STEREOPHONIC AUDIO REARRANGEMENT BASED ON DECOMPOSED TRACKS
20220386062 · 2022-12-01
Inventors
Cpc classification
H04S1/002
ELECTRICITY
G10H2210/056
PHYSICS
H04S2420/01
ELECTRICITY
H04S7/302
ELECTRICITY
H04S2400/11
ELECTRICITY
International classification
H04S7/00
ELECTRICITY
Abstract
The present invention provides a method for processing audio data, comprising providing input audio data containing a mixture of different timbres, decomposing the input audio data to generate decomposed data representing a predetermined timbre selected from the timbres contained in the input audio data, determining a set point position of a virtual sound source outputting the predetermined timbre relative to a position of a virtual listener, and generating stereophonic output data based on the decomposed data and the determined set point position.
Claims
1. Method for processing audio data, comprising providing input audio data containing a mixture of different timbres, decomposing the input audio data to generate decomposed data representing a predetermined timbre selected from the timbres contained in the input audio data, determining a set point position of a virtual sound source outputting the predetermined timbre relative to a position of a virtual listener, generating stereophonic output data based on the decomposed data and the determined set point position.
2. Method of claim 1, wherein determining stereophonic output data includes spatial effect processing of audio data obtained from the decomposed data, wherein a parameter of the spatial effect processing is set depending on the determined set point position, and/or applying a time shift processing to audio data obtained from the decomposed data, wherein the time shift is set depending on the determined set point position.
3. Method of claim 1 or claim 2, wherein the stereophonic output data containing at least left channel output data adapted to be played by a left loudspeaker, and right channel output data adapted to be played by a right loudspeaker, wherein the left channel output data include left channel component data obtained from the decomposed data and the right channel output data include right channel component data obtained from the decomposed data, and wherein a time difference and/or an intensity difference between the left channel component data and the right channel component data is based on the set point position of the virtual sound source relative to the virtual listener.
4. Method of at least one of claims 1 to 3, further comprising a step of reducing localization information from the input audio data and/or from the decomposed data, wherein reducing localization information preferably includes at least one of (1) reducing or removing reverberation and (2) transforming stereophonic audio data to monophonic audio data.
5. Method of at least one of the preceding claims, wherein determining stereophonic output data includes mixing of first audio data obtained from the decomposed data with second audio data different from the first audio data, said second audio data preferably being second decomposed data obtained by decomposing the input audio data, wherein said second audio data represent a specified second timbre selected from the timbres contained in the input audio data.
6. Method of at least one of the preceding claims, wherein the set point position of the virtual sound source relative to the virtual listener is determined based on user input.

*Goal*:
Continue the patent text on stereophonic audio rearrangement, starting after claim 6.

*Data supplied*:
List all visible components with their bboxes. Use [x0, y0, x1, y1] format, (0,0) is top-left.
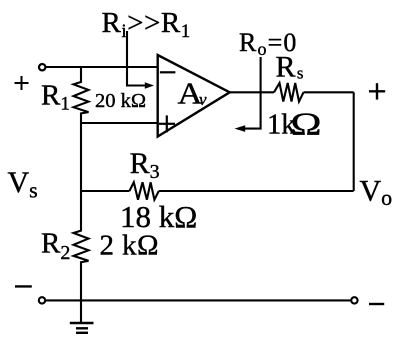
wire: R3 row right [159, 190, 354, 192]
input terminal circle top-left [39, 64, 45, 70]
wire: Ri annotation line with arrow [127, 31, 147, 86]
wire: Ro annotation line with arrow [244, 57, 261, 129]
minus sign right [369, 303, 384, 305]
svg-text:Ω: Ω [291, 106, 322, 142]
op-amp minus sign [160, 71, 176, 73]
svg-text:R1: R1 [41, 80, 70, 115]
svg-text:R3: R3 [130, 147, 160, 183]
wire: Rs to right corner [304, 91, 354, 93]
resistor R1 (vertical zigzag) [74, 67, 89, 123]
svg-text:Vs: Vs [8, 166, 38, 203]
svg-text:Rs: Rs [276, 51, 304, 84]
op-amp plus sign [159, 123, 175, 125]
resistor R2 (vertical zigzag) [74, 231, 89, 301]
plus sign right [369, 83, 385, 99]
resistor R3 (horizontal zigzag) [129, 182, 158, 199]
svg-text:v: v [199, 90, 207, 109]
ground [80, 300, 82, 323]
svg-text:Vo: Vo [360, 174, 393, 210]
svg-text:Ri>>R1: Ri>>R1 [102, 7, 191, 42]
svg-text:R2: R2 [41, 228, 70, 265]
wire: output wire [230, 91, 274, 93]
op-amp U1 triangle [158, 55, 230, 137]
svg-text:20 kΩ: 20 kΩ [95, 90, 146, 112]
terminal plus sign top-left [15, 76, 29, 90]
wire: R3 row left [81, 190, 129, 192]
wire: bottom rail [45, 299, 351, 301]
wire: left vertical rail [80, 123, 82, 232]
wire: right vertical [353, 92, 355, 191]
wire: plus-input wire [81, 122, 158, 124]
terminal circle bottom-right [351, 297, 357, 303]
terminal circle bottom-left [39, 297, 45, 303]
resistor Rs (horizontal zigzag) [274, 83, 304, 102]
minus sign left [15, 285, 32, 287]
svg-text:2 kΩ: 2 kΩ [100, 230, 159, 262]
wire: top input wire [45, 66, 158, 68]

*Task output*:
7. Method of at least one of the preceding claims, wherein the input audio data are stereophonic input data which contain at least left channel input data and right channel input data, and wherein the method comprises: decomposing the left channel input data to generate left channel decomposed data, decomposing the right channel input data to generate right channel decomposed data, determining the set point position of the virtual sound source outputting the predetermined timbre relative to the position of the virtual listener based on the left channel decomposed data and the right channel decomposed data.
8. Method of at least one of the preceding claims, further including detecting at least one of a position, an orientation and a movement of a user by at least one sensor and determining the set point position based on the detection result.
9. Method of at least one of the preceding claims, further including detecting a movement of a user relative to an inertial frame by at least one sensor, and determining the set point position relative to the virtual listener based on the detected movement, such that the set point position remains fixed relative to the inertial frame during the movement of the user.
10. Method of at least one of the preceding claims, wherein decomposing the input audio data includes processing the input audio data by an artificial intelligence system (AI system) containing a neural network.
11. Method of at least one of the preceding claims, wherein the input audio data are provided in the form of at least one input track formed by a plurality of audio frames, and wherein the step of decomposing the input audio data comprises decomposing a plurality of consecutive segments of the input track to provide segments of decomposed data, each input track segment having a length larger than the length of one of the audio frames.
12. Method of claim 11, wherein generating the stereophonic output data includes determining consecutive stereophonic output data segments based on the decomposed data segments and the determined set point position, while, at the same time, decomposing further input track segments, wherein a first of the consecutive stereophonic output data segments is obtained within a time smaller than 5 second, preferably smaller than 200 milliseconds, after the start of decomposing an associated first segment of the input track segments.
13. Device for processing audio data, comprising an input unit receiving input audio data containing a mixture of timbres, a decomposition unit for decomposing the input audio data to generate decomposed data representing a predetermined timbre selected from the timbres contained in the input audio data, a set point determination unit for determining a set point position of a virtual sound source outputting the predetermined timbre relative to a position of a virtual listener, and a stereophonic audio unit for generating stereophonic output data based on the decomposed data and the determined set point position.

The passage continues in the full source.